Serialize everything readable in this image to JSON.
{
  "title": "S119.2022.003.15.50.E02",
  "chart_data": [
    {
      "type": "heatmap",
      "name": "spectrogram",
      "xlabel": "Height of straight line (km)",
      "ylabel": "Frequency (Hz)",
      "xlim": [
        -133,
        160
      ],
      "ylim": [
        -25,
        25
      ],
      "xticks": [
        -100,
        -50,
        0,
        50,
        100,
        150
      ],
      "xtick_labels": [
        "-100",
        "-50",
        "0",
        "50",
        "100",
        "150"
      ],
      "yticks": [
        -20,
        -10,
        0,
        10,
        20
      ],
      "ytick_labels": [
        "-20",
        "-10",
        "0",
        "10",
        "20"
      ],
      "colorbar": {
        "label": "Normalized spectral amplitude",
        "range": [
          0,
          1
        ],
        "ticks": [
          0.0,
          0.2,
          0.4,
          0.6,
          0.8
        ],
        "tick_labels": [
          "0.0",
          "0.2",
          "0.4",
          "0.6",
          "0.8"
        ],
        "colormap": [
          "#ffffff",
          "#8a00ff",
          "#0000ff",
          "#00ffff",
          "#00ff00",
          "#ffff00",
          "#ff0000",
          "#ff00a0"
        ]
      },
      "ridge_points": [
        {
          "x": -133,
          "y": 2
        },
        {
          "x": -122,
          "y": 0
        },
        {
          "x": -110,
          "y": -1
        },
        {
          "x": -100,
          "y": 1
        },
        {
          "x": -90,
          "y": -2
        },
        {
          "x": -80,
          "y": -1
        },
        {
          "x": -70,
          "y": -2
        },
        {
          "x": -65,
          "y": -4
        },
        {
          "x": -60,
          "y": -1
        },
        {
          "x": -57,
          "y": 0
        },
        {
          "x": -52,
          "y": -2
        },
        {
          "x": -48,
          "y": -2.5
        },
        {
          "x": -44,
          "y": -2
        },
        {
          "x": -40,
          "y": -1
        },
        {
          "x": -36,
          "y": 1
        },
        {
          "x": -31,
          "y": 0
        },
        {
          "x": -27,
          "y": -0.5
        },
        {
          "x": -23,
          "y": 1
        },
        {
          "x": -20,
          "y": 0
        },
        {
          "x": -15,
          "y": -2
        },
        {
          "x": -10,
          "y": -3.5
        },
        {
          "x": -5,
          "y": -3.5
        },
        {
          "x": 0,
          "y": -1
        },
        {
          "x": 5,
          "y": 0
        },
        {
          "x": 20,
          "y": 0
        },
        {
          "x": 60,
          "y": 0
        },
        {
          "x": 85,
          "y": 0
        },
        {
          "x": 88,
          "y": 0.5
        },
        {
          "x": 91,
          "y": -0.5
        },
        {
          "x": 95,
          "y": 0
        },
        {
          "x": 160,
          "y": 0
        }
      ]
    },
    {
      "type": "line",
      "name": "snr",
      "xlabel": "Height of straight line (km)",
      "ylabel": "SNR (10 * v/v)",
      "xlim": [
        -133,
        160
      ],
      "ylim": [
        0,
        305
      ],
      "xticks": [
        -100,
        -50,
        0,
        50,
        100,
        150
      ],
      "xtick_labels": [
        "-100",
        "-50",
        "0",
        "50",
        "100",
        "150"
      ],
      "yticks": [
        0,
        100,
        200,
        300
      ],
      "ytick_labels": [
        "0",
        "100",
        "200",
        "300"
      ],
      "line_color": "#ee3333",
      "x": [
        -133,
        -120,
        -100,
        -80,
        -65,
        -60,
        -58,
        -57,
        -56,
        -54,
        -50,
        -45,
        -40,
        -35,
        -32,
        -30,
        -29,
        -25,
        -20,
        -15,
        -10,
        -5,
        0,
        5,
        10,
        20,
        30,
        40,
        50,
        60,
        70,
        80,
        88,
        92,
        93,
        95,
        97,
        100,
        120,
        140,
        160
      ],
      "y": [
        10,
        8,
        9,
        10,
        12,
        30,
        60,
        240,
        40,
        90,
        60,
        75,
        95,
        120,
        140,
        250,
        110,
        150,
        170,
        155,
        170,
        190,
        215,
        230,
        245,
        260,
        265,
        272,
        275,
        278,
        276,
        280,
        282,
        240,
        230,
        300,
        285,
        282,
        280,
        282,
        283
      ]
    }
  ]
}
________________________
[EXERCISE TASK] Write out every entry word for word.

[TASK ANSWER]
Serialize everything readable in this image to JSON.
{
  "title": "S119.2022.003.15.50.E02",
  "chart_data": [
    {
      "type": "heatmap",
      "name": "spectrogram",
      "xlabel": "Height of straight line (km)",
      "ylabel": "Frequency (Hz)",
      "xlim": [
        -133,
        160
      ],
      "ylim": [
        -25,
        25
      ],
      "xticks": [
        -100,
        -50,
        0,
        50,
        100,
        150
      ],
      "xtick_labels": [
        "-100",
        "-50",
        "0",
        "50",
        "100",
        "150"
      ],
      "yticks": [
        -20,
        -10,
        0,
        10,
        20
      ],
      "ytick_labels": [
        "-20",
        "-10",
        "0",
        "10",
        "20"
      ],
      "colorbar": {
        "label": "Normalized spectral amplitude",
        "range": [
          0,
          1
        ],
        "ticks": [
          0.0,
          0.2,
          0.4,
          0.6,
          0.8
        ],
        "tick_labels": [
          "0.0",
          "0.2",
          "0.4",
          "0.6",
          "0.8"
        ],
        "colormap": [
          "#ffffff",
          "#8a00ff",
          "#0000ff",
          "#00ffff",
          "#00ff00",
          "#ffff00",
          "#ff0000",
          "#ff00a0"
        ]
      },
      "ridge_points": [
        {
          "x": -133,
          "y": 2
        },
        {
          "x": -122,
          "y": 0
        },
        {
          "x": -110,
          "y": -1
        },
        {
          "x": -100,
          "y": 1
        },
        {
          "x": -90,
          "y": -2
        },
        {
          "x": -80,
          "y": -1
        },
        {
          "x": -70,
          "y": -2
        },
        {
          "x": -65,
          "y": -4
        },
        {
          "x": -60,
          "y": -1
        },
        {
          "x": -57,
          "y": 0
        },
        {
          "x": -52,
          "y": -2
        },
        {
          "x": -48,
          "y": -2.5
        },
        {
          "x": -44,
          "y": -2
        },
        {
          "x": -40,
          "y": -1
        },
        {
          "x": -36,
          "y": 1
        },
        {
          "x": -31,
          "y": 0
        },
        {
          "x": -27,
          "y": -0.5
        },
        {
          "x": -23,
          "y": 1
        },
        {
          "x": -20,
          "y": 0
        },
        {
          "x": -15,
          "y": -2
        },
        {
          "x": -10,
          "y": -3.5
        },
        {
          "x": -5,
          "y": -3.5
        },
        {
          "x": 0,
          "y": -1
        },
        {
          "x": 5,
          "y": 0
        },
        {
          "x": 20,
          "y": 0
        },
        {
          "x": 60,
          "y": 0
        },
        {
          "x": 85,
          "y": 0
        },
        {
          "x": 88,
          "y": 0.5
        },
        {
          "x": 91,
          "y": -0.5
        },
        {
          "x": 95,
          "y": 0
        },
        {
          "x": 160,
          "y": 0
        }
      ]
    },
    {
      "type": "line",
      "name": "snr",
      "xlabel": "Height of straight line (km)",
      "ylabel": "SNR (10 * v/v)",
      "xlim": [
        -133,
        160
      ],
      "ylim": [
        0,
        305
      ],
      "xticks": [
        -100,
        -50,
        0,
        50,
        100,
        150
      ],
      "xtick_labels": [
        "-100",
        "-50",
        "0",
        "50",
        "100",
        "150"
      ],
      "yticks": [
        0,
        100,
        200,
        300
      ],
      "ytick_labels": [
        "0",
        "100",
        "200",
        "300"
      ],
      "line_color": "#ee3333",
      "x": [
        -133,
        -120,
        -100,
        -80,
        -65,
        -60,
        -58,
        -57,
        -56,
        -54,
        -50,
        -45,
        -40,
        -35,
        -32,
        -30,
        -29,
        -25,
        -20,
        -15,
        -10,
        -5,
        0,
        5,
        10,
        20,
        30,
        40,
        50,
        60,
        70,
        80,
        88,
        92,
        93,
        95,
        97,
        100,
        120,
        140,
        160
      ],
      "y": [
        10,
        8,
        9,
        10,
        12,
        30,
        60,
        240,
        40,
        90,
        60,
        75,
        95,
        120,
        140,
        250,
        110,
        150,
        170,
        155,
        170,
        190,
        215,
        230,
        245,
        260,
        265,
        272,
        275,
        278,
        276,
        280,
        282,
        240,
        230,
        300,
        285,
        282,
        280,
        282,
        283
      ]
    }
  ]
}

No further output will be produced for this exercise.